What this task involves:
Show each line of the data below that has the string "chevron" in it.

**** Data excerpts ****

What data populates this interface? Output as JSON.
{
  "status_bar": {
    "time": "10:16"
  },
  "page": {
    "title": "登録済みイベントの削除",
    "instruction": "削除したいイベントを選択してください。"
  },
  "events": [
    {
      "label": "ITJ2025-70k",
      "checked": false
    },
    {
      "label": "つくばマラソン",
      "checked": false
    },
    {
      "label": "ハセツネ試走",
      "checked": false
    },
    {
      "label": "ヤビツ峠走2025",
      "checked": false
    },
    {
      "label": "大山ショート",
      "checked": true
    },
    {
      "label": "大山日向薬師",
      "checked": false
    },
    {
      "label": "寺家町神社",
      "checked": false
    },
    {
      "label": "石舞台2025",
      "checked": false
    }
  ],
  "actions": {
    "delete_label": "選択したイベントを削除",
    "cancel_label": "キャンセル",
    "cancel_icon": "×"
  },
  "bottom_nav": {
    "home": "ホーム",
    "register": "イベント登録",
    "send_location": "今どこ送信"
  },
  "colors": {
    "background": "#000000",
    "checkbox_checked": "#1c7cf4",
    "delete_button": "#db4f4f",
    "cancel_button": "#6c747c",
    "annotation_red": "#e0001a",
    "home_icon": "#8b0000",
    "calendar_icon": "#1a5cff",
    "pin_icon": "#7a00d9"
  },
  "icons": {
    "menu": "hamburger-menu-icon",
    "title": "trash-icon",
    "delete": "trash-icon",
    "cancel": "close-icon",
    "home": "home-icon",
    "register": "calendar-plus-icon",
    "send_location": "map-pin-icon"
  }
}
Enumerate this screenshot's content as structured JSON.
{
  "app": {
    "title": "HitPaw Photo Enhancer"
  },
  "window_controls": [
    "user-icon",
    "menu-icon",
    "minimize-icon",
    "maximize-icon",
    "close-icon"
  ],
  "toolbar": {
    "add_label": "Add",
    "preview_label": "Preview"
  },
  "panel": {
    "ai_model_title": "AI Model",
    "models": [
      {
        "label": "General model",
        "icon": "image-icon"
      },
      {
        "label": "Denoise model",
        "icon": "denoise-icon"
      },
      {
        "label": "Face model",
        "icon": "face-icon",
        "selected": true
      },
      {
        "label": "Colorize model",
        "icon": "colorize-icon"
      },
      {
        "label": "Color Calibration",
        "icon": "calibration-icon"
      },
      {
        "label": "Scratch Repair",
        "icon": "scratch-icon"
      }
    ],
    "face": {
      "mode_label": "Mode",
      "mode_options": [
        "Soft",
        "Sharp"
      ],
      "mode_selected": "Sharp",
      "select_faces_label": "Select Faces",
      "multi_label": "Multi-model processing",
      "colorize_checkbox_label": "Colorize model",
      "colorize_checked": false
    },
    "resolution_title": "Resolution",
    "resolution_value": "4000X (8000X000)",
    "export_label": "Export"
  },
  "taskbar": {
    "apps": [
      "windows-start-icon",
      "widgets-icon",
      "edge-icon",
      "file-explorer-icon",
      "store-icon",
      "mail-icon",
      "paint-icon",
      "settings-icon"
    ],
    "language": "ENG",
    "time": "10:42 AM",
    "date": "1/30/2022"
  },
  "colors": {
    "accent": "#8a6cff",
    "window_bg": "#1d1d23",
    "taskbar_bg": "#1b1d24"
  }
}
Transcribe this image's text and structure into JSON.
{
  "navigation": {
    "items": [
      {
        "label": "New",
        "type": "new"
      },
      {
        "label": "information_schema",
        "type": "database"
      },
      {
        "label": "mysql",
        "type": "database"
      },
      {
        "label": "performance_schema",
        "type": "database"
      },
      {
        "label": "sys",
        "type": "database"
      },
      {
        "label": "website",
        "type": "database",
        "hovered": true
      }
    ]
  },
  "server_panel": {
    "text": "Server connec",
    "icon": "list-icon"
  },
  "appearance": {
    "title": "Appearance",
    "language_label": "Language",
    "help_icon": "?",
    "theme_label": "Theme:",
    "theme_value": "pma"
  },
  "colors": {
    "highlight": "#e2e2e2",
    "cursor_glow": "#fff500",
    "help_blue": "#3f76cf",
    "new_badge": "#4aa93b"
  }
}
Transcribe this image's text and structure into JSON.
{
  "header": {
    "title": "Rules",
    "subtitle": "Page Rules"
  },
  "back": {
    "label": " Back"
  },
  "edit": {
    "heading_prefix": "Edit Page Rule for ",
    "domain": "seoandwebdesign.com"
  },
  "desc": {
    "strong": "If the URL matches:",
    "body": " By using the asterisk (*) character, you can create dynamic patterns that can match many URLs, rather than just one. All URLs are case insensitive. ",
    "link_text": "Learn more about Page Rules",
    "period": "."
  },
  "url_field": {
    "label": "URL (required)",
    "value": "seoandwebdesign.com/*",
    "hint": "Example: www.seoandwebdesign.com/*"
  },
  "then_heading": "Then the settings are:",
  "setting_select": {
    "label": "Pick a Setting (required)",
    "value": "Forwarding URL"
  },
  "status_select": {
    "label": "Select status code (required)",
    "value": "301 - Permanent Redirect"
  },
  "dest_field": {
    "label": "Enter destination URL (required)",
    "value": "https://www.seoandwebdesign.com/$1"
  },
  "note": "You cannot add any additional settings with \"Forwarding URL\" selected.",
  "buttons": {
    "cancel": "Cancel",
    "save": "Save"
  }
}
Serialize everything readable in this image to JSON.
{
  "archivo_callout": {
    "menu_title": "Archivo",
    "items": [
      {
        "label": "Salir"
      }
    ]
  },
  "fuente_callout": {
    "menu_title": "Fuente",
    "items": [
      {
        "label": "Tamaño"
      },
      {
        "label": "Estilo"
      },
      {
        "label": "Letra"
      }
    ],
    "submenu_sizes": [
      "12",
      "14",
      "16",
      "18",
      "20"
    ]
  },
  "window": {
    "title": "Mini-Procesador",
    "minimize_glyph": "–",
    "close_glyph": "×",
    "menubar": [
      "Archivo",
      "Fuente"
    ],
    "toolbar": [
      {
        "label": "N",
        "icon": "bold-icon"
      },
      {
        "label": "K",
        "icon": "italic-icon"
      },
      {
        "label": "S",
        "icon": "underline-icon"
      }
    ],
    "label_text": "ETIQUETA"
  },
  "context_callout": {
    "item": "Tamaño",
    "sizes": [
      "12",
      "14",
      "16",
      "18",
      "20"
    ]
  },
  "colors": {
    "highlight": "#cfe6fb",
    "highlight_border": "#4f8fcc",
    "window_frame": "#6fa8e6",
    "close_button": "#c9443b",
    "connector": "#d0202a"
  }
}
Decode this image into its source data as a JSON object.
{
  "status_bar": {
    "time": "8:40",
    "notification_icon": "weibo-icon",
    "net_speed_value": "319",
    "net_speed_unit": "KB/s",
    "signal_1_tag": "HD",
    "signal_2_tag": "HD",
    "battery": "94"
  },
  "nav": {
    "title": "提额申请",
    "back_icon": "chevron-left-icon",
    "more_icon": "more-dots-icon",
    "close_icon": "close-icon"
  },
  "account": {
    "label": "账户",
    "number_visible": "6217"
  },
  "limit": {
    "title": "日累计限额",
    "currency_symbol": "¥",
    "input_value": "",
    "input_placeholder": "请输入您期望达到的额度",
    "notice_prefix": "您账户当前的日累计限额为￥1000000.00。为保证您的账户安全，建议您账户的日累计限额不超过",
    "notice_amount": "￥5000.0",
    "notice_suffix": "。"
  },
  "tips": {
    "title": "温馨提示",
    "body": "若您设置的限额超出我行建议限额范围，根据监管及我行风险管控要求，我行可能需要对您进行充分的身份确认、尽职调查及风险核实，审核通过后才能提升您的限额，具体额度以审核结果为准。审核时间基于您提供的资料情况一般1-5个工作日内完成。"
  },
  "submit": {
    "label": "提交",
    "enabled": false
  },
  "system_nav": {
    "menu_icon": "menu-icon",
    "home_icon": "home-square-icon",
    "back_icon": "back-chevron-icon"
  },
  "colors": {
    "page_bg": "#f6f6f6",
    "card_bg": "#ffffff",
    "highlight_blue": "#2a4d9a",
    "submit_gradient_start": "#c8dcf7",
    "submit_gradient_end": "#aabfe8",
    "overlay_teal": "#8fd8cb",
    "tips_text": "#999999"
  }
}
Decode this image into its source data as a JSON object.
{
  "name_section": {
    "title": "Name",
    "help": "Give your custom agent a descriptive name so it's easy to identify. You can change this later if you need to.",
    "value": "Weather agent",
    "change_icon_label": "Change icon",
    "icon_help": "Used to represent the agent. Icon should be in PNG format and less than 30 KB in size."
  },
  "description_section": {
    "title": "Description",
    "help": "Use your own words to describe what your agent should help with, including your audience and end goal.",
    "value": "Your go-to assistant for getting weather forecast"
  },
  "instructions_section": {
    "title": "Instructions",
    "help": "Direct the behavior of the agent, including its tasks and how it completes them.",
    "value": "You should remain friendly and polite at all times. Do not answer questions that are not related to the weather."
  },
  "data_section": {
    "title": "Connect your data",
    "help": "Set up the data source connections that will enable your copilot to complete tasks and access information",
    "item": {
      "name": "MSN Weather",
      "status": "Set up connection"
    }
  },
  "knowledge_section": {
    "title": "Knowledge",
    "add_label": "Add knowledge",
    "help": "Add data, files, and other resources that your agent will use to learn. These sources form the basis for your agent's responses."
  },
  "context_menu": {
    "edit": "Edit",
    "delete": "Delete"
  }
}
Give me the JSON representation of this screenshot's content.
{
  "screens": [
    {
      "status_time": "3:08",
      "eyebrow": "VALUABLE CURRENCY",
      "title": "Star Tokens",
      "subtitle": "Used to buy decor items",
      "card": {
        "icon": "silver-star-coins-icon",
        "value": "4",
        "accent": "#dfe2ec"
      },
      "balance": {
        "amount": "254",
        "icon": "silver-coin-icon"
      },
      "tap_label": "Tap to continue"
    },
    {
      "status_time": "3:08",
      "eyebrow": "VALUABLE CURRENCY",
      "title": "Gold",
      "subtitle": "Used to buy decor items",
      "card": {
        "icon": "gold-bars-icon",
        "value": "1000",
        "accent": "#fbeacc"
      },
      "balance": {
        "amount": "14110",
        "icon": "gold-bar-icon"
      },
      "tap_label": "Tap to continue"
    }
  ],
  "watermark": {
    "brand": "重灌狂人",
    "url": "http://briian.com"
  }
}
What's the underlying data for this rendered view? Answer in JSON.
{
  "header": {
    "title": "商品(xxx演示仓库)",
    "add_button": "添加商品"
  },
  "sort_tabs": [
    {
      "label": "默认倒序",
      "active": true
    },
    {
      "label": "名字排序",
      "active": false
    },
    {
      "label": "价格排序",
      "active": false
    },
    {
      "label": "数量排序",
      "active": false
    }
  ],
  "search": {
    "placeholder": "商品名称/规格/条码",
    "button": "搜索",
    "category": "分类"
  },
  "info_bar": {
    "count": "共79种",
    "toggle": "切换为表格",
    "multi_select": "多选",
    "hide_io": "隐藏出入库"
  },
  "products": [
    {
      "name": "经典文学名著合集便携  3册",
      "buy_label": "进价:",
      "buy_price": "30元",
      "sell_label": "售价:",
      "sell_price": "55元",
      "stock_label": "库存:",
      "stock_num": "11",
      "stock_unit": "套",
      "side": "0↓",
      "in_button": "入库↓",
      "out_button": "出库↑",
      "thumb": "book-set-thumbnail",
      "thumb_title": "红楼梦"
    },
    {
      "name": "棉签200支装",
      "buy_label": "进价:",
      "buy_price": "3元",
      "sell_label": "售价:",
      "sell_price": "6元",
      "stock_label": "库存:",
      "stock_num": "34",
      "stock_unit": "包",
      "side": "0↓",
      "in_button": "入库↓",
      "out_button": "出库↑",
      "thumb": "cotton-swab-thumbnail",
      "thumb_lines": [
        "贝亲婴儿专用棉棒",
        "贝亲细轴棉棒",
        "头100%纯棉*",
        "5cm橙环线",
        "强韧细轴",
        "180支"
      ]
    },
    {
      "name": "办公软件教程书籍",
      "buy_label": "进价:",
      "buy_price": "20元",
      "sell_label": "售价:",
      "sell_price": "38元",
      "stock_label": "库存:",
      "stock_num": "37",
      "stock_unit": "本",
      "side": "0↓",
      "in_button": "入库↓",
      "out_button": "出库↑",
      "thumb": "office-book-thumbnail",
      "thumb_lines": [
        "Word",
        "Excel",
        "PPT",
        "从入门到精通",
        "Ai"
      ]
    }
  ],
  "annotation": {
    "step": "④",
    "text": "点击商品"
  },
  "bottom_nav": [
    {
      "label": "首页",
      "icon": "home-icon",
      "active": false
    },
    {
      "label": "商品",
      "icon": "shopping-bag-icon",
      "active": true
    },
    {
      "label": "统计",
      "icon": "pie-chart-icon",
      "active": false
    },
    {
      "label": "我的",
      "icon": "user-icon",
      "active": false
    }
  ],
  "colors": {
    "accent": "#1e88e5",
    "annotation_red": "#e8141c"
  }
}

****

Written answer:
    "back_icon": "chevron-left-icon",
    "back_icon": "back-chevron-icon"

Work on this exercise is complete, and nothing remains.